- What you need to do
[1] From the browser auto-login discussion, extract the passage that begins at the words "I think this" and stops after the words "value their data.".
[2] In the browser auto-login discussion, what does the quoted statement from Edward Snowden compare not caring about the right to privacy to?
[3] Carry on the browser auto-login discussion from the point where it stops.
Page extract below:
Many privacy-conscious people make all the same tradeoffs that everyone else does; like you, they've decided that what they're giving up is worth what they're getting in return. The problem with this change is that for many people there is no benefit and they were not asked, so they feel they are having something forcefully taken away from them without getting anything in return.
If the experience is "so nice" why are so many people outraged? The data suggests this is a terrible experience to look up and suddenly see you've been auto-logged into a browser without your consent. Terrible UX.
Whenever you think that many people are outraged and someone else claims that it's not the case, the logical conclusion is that you or both of you are in bubbles.
Is it possible that you, a hacker news poster, are in a bubble whereby you've heard the opinion of tech-savy people, but not the opinion of the average mom who doesn't even realize the auto-login is the reason her android phone is now suggesting browser history from her desktop?
I agree it's worth acknowledging that it is the tech crowd that is concerned, and that's exactly what we should expect. This was a stealth-release feature that doesn't really explain itself and has no clear way to disable. It seems completely reasonable that it is tech experts who are the ones to first notice this problem, and rightly criticize it.
I agree that it is worth acknowledging that it the tech crowd as well.
But then, who should you be listening to about whether to vaccinate your kid? Jenny McCarthy on social media or a bunch of people who each had to spend several years of effort to be called a doctor? Obviously, go with the better user experience.
I think this is my favorite quote for discussions that start out like yours:
“Arguing that you don't care about the right to privacy because you have nothing to hide is no different from saying you don't care about free speech because you have nothing to say. – Edward Snowden”
Maybe I'm foolish, but I have this hope that a shift from the "make money off of mining your data" business model to something else, perhaps like crypto/tokens enable, might just enable the convenience you speak of, without forcing me to sell my information because everyone else didn't care to value their data.
End of Page extract.
Given records below:
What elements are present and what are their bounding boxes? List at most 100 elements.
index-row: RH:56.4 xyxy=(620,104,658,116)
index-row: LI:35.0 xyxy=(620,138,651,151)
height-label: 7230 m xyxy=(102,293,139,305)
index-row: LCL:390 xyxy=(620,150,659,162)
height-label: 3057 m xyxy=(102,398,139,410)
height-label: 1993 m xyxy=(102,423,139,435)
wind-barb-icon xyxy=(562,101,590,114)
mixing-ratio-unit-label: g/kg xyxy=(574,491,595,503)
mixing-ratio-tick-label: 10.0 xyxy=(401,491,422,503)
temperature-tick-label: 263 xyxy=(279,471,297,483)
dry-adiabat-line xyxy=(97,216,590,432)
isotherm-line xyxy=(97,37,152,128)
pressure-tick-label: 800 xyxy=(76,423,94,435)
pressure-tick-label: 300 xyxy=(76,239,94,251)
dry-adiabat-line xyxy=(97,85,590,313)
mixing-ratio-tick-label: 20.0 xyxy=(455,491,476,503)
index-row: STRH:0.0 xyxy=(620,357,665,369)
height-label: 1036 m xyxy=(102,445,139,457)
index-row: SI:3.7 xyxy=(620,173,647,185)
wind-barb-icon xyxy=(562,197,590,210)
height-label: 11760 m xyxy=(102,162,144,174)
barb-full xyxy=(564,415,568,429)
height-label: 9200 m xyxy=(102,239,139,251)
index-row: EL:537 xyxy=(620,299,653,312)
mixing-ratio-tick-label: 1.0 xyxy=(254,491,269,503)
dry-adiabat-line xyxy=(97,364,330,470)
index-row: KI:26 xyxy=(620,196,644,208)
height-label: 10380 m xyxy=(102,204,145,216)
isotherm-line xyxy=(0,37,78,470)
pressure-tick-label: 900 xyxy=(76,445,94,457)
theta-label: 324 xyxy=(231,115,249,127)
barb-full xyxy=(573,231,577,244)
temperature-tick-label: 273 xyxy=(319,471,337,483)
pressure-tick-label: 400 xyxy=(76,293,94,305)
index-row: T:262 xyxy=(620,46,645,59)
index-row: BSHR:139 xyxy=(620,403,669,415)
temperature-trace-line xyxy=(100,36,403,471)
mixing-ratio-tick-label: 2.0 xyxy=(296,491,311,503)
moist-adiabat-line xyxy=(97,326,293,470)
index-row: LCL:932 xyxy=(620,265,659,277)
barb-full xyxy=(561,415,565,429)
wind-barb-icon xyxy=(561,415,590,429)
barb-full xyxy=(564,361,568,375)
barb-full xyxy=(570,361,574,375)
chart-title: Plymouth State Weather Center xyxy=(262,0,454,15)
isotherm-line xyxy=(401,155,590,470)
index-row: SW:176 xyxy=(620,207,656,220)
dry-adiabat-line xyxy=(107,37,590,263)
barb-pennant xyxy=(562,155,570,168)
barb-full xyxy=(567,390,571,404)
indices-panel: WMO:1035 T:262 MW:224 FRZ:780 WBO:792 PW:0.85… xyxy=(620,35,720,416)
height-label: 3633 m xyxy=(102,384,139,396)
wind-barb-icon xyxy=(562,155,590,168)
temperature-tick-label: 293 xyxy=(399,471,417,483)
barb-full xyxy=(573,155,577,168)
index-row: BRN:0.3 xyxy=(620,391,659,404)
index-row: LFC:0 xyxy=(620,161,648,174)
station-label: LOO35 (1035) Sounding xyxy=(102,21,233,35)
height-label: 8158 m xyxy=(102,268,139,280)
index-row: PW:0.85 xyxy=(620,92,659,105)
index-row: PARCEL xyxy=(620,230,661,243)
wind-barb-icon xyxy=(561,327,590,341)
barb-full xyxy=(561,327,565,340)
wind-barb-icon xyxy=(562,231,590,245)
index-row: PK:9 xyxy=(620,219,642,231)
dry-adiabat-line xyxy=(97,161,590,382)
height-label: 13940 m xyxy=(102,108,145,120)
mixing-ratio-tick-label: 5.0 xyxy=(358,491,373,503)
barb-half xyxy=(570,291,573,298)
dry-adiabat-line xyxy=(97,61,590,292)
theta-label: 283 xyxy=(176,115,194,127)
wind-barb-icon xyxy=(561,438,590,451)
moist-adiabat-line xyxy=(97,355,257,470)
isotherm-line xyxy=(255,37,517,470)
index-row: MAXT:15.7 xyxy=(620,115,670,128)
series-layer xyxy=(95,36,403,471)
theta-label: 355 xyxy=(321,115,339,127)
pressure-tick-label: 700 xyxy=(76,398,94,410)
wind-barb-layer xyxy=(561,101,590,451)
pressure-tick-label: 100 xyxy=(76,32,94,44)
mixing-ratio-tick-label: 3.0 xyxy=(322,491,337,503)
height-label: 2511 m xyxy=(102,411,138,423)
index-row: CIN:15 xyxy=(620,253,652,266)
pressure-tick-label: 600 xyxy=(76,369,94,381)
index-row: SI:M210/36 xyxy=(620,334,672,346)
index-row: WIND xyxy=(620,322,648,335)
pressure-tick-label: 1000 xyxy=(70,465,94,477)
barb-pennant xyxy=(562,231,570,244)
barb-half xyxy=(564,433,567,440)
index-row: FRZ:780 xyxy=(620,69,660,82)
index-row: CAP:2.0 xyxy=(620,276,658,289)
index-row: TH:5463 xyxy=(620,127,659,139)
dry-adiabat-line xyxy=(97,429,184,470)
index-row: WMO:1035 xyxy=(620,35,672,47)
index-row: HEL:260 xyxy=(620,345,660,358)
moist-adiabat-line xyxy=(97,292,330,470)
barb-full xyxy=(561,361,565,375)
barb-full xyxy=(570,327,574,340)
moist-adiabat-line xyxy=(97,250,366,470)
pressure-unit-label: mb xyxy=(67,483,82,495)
End of Given records.
- Per-task outputs
[1]
I think this is my favorite quote for discussions that start out like yours:
“Arguing that you don't care about the right to privacy because you have nothing to hide is no different from saying you don't care about free speech because you have nothing to say. – Edward Snowden”
Maybe I'm foolish, but I have this hope that a shift from the "make money off of mining your data" business model to something else, perhaps like crypto/tokens enable, might just enable the convenience you speak of, without forcing me to sell my information because everyone else didn't care to value their data.

[2] Saying you don't care about free speech because you have nothing to say.

[3]
100% agree with you. This is one of the main reasons why I switched to Chrome. I can understand that some people value their privacy, but for those cases why don't just use a browser like Firefox.
I'm pretty sure most people switched to Chrome because it was a better browser, not because they wanted Google to have more information about their browsing habits. Note that all the examples you're agreeing with are about logged-in experiences with Google products and have nothing to do with being signed in to Chrome.
Having the same settings/history/bookmarks/extensions shared between my main laptop, my cheapo 10" notebook I use when in on the beach or in a plane etc ..., and my phone.
Being able, in three clicks, to re-open on my computer a tab I closed on my phone a couple hours ago.
Uhhh, yeah, but the question wasn't "what is something Chrome offers you that you can't replace", it's "what do you get by getting logged in that you enjoy". I'm sure competitors offer the same sort of thing.
It's the reason why I can search for "prefecture Melun" on my laptop, then jump in the car, open up maps on my phone, Start typing "1" and watch it suggest "12 rue de Gambas, Melun 77320", which happens to be the address of the Melun prefecture.
That sort of thing happens for me every day, and i think it's kinda cool. Google knows this stuff about my life and will suggest it at useful times. If I open maps on the day I have a flight, ferry, or hotel reservation, it'll just assume I want to navigate there (because it read one of my emails) and suggest it for me.
So yeah, I guess I should be outraged and worry that they'll start targeting me for ads or ratting me out to the NSA or something. But thus far they haven't.
It's just that they can offer all this cool stuff if they connect your devices. And in 2018 that involves using a database. Personally, that does not concern me all that much.